### [Directive]
Locate the string "JIRA" in the records below. Copy every line where it occurs.

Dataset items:
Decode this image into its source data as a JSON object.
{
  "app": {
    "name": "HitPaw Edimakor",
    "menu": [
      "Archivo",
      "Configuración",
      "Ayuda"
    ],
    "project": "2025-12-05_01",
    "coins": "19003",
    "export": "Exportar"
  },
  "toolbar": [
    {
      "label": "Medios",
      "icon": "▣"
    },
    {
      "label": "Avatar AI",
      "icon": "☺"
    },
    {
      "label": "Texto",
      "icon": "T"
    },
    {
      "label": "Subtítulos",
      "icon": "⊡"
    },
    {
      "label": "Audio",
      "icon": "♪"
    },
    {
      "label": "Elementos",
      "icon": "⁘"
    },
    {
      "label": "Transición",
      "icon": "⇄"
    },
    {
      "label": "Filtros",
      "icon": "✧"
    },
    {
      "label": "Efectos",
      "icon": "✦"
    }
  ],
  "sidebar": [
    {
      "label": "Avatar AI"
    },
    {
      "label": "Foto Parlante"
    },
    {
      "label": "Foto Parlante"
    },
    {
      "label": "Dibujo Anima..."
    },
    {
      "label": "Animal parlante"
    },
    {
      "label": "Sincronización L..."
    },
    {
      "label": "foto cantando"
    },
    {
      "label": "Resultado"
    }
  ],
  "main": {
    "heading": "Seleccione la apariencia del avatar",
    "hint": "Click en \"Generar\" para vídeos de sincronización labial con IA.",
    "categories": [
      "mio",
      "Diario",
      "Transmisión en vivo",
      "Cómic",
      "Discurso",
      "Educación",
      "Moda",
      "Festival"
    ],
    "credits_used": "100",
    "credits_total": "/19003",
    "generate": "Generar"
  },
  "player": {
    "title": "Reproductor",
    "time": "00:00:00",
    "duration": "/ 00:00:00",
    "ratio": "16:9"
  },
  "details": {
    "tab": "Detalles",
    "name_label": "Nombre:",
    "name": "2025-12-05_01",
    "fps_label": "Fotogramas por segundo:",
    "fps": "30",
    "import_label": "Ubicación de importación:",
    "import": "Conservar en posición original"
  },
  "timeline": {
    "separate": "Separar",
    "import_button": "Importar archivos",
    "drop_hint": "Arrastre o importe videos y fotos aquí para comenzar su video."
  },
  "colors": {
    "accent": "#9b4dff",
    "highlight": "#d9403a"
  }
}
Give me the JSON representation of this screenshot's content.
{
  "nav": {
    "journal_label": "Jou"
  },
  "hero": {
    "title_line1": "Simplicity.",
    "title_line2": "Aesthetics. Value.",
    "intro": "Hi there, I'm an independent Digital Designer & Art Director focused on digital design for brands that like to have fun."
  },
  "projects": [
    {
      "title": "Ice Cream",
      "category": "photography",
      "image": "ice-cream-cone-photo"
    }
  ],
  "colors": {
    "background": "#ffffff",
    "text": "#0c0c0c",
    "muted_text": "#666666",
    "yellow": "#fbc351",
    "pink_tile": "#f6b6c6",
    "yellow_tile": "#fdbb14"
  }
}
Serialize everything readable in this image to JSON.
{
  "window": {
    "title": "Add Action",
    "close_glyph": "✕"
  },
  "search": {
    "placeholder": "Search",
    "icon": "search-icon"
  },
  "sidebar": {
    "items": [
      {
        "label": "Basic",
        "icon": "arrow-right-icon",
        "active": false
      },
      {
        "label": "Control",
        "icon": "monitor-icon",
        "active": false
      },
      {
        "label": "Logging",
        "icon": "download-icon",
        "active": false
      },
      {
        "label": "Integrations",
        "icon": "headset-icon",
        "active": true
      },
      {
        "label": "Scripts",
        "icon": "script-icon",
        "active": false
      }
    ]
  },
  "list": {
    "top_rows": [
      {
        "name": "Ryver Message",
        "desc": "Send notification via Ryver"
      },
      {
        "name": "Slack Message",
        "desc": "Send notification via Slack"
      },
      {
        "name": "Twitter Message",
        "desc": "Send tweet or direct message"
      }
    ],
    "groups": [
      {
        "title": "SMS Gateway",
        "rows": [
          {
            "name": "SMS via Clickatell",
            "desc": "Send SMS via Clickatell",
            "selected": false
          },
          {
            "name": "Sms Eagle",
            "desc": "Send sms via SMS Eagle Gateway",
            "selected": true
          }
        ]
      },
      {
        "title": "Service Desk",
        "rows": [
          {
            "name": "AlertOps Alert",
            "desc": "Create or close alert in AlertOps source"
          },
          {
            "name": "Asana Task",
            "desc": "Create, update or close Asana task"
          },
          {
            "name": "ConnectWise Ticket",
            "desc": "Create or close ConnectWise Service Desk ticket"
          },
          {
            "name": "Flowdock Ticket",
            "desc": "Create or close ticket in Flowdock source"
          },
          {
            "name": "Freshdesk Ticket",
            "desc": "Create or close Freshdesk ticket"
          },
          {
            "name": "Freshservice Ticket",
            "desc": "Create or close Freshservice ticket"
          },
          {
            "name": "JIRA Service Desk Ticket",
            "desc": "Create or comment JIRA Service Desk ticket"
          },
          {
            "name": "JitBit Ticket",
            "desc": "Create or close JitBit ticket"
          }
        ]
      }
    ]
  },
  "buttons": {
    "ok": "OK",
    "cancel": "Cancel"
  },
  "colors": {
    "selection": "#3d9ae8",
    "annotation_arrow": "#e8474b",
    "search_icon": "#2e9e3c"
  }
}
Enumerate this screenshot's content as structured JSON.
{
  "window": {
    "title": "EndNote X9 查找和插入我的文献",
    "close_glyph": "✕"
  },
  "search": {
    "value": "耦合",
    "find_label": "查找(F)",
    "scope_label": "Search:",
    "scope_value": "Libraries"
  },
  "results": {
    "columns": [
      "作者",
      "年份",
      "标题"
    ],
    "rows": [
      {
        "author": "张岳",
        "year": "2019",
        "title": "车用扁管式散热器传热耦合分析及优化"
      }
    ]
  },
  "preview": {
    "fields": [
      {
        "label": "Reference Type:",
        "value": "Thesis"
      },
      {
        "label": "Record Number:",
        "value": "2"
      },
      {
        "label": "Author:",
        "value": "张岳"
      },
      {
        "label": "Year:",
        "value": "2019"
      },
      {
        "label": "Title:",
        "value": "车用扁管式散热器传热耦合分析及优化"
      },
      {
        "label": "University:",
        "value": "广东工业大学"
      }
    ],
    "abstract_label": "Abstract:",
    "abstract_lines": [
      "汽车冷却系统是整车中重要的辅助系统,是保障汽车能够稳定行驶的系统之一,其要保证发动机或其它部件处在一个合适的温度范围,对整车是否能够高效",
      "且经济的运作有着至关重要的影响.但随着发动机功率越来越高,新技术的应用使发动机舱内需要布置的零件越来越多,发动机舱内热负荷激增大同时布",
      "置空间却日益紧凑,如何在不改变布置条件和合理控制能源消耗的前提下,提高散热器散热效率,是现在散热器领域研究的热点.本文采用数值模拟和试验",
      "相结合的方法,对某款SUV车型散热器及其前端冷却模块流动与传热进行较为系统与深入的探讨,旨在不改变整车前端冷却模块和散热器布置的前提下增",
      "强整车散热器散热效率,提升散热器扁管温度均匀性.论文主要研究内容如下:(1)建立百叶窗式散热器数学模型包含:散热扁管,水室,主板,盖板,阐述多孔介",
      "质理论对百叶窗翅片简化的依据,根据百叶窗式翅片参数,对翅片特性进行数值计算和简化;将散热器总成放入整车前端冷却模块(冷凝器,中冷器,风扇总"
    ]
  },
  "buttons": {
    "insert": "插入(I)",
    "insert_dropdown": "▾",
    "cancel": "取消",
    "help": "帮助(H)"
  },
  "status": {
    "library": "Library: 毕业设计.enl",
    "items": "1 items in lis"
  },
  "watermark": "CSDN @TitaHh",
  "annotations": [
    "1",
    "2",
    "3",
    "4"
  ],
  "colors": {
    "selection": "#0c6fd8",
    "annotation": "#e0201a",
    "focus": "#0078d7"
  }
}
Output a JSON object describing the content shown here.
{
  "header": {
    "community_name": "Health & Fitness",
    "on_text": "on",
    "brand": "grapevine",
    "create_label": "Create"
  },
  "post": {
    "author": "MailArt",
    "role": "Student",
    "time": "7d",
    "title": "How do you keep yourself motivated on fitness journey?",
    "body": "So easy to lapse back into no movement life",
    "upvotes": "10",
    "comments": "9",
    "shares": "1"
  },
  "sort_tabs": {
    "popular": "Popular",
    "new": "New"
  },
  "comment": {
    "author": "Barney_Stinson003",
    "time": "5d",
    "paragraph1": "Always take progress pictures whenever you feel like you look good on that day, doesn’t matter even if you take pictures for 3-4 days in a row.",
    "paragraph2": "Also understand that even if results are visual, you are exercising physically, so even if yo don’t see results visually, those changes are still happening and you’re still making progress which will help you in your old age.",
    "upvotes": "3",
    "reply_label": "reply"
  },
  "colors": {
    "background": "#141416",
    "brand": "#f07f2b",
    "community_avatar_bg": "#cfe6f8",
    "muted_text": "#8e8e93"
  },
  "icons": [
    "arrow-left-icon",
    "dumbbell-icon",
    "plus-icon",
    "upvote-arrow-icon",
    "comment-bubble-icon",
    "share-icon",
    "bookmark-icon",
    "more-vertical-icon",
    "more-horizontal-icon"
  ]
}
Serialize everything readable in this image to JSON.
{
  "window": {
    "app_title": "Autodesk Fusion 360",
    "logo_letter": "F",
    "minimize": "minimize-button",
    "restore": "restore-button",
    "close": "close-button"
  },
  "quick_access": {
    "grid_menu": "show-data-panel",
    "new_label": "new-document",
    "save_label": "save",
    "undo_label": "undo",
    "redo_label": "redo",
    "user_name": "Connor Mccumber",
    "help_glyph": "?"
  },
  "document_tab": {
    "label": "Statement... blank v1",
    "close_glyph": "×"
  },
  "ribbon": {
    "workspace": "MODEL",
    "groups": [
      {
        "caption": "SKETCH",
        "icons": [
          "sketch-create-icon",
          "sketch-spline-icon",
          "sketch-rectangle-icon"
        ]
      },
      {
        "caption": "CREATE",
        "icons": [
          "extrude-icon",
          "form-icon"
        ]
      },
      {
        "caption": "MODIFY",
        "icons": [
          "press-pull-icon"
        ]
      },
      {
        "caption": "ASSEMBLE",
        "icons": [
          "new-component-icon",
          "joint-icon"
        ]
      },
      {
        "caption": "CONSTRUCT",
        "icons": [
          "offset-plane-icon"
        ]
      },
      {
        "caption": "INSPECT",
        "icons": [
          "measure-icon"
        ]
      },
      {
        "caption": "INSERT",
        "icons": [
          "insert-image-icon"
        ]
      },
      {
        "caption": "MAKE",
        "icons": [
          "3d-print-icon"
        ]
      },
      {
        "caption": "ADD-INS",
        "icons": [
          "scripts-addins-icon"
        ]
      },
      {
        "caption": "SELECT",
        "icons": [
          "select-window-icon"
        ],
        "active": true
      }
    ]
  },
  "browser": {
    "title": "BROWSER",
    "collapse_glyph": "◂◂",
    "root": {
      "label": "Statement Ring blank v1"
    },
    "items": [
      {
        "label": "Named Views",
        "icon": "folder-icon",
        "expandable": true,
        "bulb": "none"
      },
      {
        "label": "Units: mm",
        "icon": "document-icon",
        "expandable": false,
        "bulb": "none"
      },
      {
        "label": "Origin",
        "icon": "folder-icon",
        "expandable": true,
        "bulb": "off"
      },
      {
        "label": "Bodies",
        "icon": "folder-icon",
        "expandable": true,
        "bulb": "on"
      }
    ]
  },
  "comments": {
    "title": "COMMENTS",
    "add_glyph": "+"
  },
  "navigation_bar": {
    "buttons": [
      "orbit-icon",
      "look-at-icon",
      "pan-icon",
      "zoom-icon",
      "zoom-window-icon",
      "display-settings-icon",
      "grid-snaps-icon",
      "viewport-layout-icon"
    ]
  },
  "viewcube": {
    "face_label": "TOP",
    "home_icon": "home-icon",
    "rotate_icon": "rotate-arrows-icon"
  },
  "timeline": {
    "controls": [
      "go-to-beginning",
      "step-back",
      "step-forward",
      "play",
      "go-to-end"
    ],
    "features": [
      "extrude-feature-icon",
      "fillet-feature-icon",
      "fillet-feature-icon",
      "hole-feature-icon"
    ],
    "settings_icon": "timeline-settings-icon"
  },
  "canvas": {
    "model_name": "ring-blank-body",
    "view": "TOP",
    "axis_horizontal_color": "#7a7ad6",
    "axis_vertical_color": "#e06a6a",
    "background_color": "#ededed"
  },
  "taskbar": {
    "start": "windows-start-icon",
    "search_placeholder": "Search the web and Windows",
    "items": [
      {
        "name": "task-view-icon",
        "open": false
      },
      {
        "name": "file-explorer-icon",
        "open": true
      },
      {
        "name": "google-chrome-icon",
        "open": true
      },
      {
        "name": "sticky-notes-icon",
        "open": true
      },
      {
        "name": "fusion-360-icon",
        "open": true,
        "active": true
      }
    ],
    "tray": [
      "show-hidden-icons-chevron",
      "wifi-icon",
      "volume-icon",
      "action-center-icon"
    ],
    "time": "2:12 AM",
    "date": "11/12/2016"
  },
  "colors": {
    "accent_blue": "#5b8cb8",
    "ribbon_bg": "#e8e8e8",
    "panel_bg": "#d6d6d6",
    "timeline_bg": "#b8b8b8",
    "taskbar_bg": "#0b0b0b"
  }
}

### [Task answer]
            "name": "JIRA Service Desk Ticket",
            "desc": "Create or comment JIRA Service Desk ticket"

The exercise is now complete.